Exercise brief> Copy the lines below character for character, keeping their order.

Rows>
______________________________
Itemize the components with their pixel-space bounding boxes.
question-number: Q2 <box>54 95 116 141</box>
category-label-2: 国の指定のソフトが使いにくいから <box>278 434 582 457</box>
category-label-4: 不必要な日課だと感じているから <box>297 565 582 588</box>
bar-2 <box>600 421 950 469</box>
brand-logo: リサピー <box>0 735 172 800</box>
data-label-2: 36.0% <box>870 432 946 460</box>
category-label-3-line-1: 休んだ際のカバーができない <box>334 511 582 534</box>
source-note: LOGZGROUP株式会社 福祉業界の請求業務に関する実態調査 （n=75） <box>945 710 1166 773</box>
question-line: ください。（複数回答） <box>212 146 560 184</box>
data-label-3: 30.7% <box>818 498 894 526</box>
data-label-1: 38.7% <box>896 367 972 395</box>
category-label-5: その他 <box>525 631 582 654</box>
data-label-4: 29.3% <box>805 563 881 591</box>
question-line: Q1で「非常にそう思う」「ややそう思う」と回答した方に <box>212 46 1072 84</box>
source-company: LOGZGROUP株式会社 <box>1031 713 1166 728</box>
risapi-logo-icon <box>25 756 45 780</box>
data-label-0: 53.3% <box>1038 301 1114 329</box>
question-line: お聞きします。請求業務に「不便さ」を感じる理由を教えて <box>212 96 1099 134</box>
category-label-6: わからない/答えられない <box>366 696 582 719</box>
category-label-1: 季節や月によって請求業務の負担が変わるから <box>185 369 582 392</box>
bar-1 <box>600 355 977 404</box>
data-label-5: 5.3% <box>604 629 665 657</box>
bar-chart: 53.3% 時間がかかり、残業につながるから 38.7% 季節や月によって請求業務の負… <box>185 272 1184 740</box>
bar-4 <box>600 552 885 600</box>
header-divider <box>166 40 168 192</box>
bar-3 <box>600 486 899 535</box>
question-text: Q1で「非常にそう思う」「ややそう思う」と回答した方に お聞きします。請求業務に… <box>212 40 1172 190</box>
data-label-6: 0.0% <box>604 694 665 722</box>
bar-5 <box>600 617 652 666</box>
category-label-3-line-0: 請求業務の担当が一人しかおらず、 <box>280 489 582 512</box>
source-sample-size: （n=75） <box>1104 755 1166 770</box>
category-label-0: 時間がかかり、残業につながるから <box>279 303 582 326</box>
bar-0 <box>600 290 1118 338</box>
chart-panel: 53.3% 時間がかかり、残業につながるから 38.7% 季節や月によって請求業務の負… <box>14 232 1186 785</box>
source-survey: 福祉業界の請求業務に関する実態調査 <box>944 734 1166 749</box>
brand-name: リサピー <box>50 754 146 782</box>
______________________________
Written response>
Itemize the components with their pixel-space bounding boxes.
question-number: Q2 <box>54 95 116 141</box>
category-label-2: 国の指定のソフトが使いにくいから <box>278 434 582 457</box>
category-label-4: 不必要な日課だと感じているから <box>297 565 582 588</box>
bar-2 <box>600 421 950 469</box>
brand-logo: リサピー <box>0 735 172 800</box>
data-label-2: 36.0% <box>870 432 946 460</box>
category-label-3-line-1: 休んだ際のカバーができない <box>334 511 582 534</box>
source-note: LOGZGROUP株式会社 福祉業界の請求業務に関する実態調査 （n=75） <box>945 710 1166 773</box>
question-line: ください。（複数回答） <box>212 146 560 184</box>
data-label-3: 30.7% <box>818 498 894 526</box>
data-label-1: 38.7% <box>896 367 972 395</box>
category-label-5: その他 <box>525 631 582 654</box>
data-label-4: 29.3% <box>805 563 881 591</box>
question-line: Q1で「非常にそう思う」「ややそう思う」と回答した方に <box>212 46 1072 84</box>
source-company: LOGZGROUP株式会社 <box>1031 713 1166 728</box>
risapi-logo-icon <box>25 756 45 780</box>
data-label-0: 53.3% <box>1038 301 1114 329</box>
question-line: お聞きします。請求業務に「不便さ」を感じる理由を教えて <box>212 96 1099 134</box>
category-label-6: わからない/答えられない <box>366 696 582 719</box>
category-label-1: 季節や月によって請求業務の負担が変わるから <box>185 369 582 392</box>
bar-1 <box>600 355 977 404</box>
data-label-5: 5.3% <box>604 629 665 657</box>
bar-chart: 53.3% 時間がかかり、残業につながるから 38.7% 季節や月によって請求業務の負… <box>185 272 1184 740</box>
bar-4 <box>600 552 885 600</box>
header-divider <box>166 40 168 192</box>
bar-3 <box>600 486 899 535</box>
question-text: Q1で「非常にそう思う」「ややそう思う」と回答した方に お聞きします。請求業務に… <box>212 40 1172 190</box>
data-label-6: 0.0% <box>604 694 665 722</box>
bar-5 <box>600 617 652 666</box>
category-label-3-line-0: 請求業務の担当が一人しかおらず、 <box>280 489 582 512</box>
source-sample-size: （n=75） <box>1104 755 1166 770</box>
category-label-0: 時間がかかり、残業につながるから <box>279 303 582 326</box>
bar-0 <box>600 290 1118 338</box>
chart-panel: 53.3% 時間がかかり、残業につながるから 38.7% 季節や月によって請求業務の負… <box>14 232 1186 785</box>
source-survey: 福祉業界の請求業務に関する実態調査 <box>944 734 1166 749</box>
brand-name: リサピー <box>50 754 146 782</box>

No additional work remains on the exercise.